__Written request__
Copy out all of the material, matching it word for word.

'''

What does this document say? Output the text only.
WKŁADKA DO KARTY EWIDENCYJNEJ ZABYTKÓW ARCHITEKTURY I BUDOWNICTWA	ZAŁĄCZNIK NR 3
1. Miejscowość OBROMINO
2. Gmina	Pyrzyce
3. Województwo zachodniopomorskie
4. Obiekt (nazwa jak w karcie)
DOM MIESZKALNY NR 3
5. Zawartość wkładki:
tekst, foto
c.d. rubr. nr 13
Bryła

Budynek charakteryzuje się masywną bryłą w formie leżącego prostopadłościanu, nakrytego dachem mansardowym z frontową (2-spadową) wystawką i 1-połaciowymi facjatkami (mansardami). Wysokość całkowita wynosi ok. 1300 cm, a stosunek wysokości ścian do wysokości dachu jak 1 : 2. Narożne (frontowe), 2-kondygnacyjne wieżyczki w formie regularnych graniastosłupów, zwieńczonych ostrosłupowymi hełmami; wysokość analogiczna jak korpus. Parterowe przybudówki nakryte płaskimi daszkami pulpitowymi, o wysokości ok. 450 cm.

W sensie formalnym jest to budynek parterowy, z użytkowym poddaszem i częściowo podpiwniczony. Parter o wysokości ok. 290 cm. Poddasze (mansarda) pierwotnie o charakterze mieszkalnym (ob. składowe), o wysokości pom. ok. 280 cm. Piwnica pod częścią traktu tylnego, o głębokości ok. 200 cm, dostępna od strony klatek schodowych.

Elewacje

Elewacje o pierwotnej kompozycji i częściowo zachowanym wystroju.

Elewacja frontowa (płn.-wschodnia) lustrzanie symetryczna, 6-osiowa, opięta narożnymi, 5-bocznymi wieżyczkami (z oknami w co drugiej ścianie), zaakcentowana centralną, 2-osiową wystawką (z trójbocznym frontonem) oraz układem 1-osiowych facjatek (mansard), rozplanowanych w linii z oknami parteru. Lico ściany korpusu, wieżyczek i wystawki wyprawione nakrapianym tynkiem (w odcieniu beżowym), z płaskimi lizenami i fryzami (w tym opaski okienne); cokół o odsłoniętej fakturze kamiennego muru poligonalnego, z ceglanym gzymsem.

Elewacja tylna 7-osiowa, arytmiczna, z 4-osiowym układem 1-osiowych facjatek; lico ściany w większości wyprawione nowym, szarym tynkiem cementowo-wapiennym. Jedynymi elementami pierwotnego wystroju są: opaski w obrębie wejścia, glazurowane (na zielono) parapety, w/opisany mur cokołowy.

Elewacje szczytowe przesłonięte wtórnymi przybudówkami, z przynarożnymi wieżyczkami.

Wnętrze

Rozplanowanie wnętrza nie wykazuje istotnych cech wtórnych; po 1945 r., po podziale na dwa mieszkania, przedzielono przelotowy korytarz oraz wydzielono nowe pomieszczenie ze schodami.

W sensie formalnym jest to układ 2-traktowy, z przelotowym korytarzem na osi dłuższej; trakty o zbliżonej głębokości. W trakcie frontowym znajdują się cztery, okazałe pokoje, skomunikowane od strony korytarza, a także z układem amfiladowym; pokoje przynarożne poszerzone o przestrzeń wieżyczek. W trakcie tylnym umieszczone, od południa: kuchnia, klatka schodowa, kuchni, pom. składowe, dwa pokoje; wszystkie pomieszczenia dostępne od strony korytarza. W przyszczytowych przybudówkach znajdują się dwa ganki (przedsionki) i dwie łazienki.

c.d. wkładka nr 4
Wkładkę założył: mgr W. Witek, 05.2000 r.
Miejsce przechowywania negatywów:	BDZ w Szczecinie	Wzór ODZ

'''

__The output__
What does this document say? Output the text only.
WKŁADKA DO KARTY EWIDENCYJNEJ ZABYTKÓW ARCHITEKTURY I BUDOWNICTWA	ZAŁĄCZNIK NR 3
1. Miejscowość OBROMINO
2. Gmina	Pyrzyce
3. Województwo zachodniopomorskie
4. Obiekt (nazwa jak w karcie)
DOM MIESZKALNY NR 3
5. Zawartość wkładki:
tekst, foto
c.d. rubr. nr 13
Bryła

Budynek charakteryzuje się masywną bryłą w formie leżącego prostopadłościanu, nakrytego dachem mansardowym z frontową (2-spadową) wystawką i 1-połaciowymi facjatkami (mansardami). Wysokość całkowita wynosi ok. 1300 cm, a stosunek wysokości ścian do wysokości dachu jak 1 : 2. Narożne (frontowe), 2-kondygnacyjne wieżyczki w formie regularnych graniastosłupów, zwieńczonych ostrosłupowymi hełmami; wysokość analogiczna jak korpus. Parterowe przybudówki nakryte płaskimi daszkami pulpitowymi, o wysokości ok. 450 cm.

W sensie formalnym jest to budynek parterowy, z użytkowym poddaszem i częściowo podpiwniczony. Parter o wysokości ok. 290 cm. Poddasze (mansarda) pierwotnie o charakterze mieszkalnym (ob. składowe), o wysokości pom. ok. 280 cm. Piwnica pod częścią traktu tylnego, o głębokości ok. 200 cm, dostępna od strony klatek schodowych.

Elewacje

Elewacje o pierwotnej kompozycji i częściowo zachowanym wystroju.

Elewacja frontowa (płn.-wschodnia) lustrzanie symetryczna, 6-osiowa, opięta narożnymi, 5-bocznymi wieżyczkami (z oknami w co drugiej ścianie), zaakcentowana centralną, 2-osiową wystawką (z trójbocznym frontonem) oraz układem 1-osiowych facjatek (mansard), rozplanowanych w linii z oknami parteru. Lico ściany korpusu, wieżyczek i wystawki wyprawione nakrapianym tynkiem (w odcieniu beżowym), z płaskimi lizenami i fryzami (w tym opaski okienne); cokół o odsłoniętej fakturze kamiennego muru poligonalnego, z ceglanym gzymsem.

Elewacja tylna 7-osiowa, arytmiczna, z 4-osiowym układem 1-osiowych facjatek; lico ściany w większości wyprawione nowym, szarym tynkiem cementowo-wapiennym. Jedynymi elementami pierwotnego wystroju są: opaski w obrębie wejścia, glazurowane (na zielono) parapety, w/opisany mur cokołowy.

Elewacje szczytowe przesłonięte wtórnymi przybudówkami, z przynarożnymi wieżyczkami.

Wnętrze

Rozplanowanie wnętrza nie wykazuje istotnych cech wtórnych; po 1945 r., po podziale na dwa mieszkania, przedzielono przelotowy korytarz oraz wydzielono nowe pomieszczenie ze schodami.

W sensie formalnym jest to układ 2-traktowy, z przelotowym korytarzem na osi dłuższej; trakty o zbliżonej głębokości. W trakcie frontowym znajdują się cztery, okazałe pokoje, skomunikowane od strony korytarza, a także z układem amfiladowym; pokoje przynarożne poszerzone o przestrzeń wieżyczek. W trakcie tylnym umieszczone, od południa: kuchnia, klatka schodowa, kuchni, pom. składowe, dwa pokoje; wszystkie pomieszczenia dostępne od strony korytarza. W przyszczytowych przybudówkach znajdują się dwa ganki (przedsionki) i dwie łazienki.

c.d. wkładka nr 4
Wkładkę założył: mgr W. Witek, 05.2000 r.
Miejsce przechowywania negatywów:	BDZ w Szczecinie	Wzór ODZ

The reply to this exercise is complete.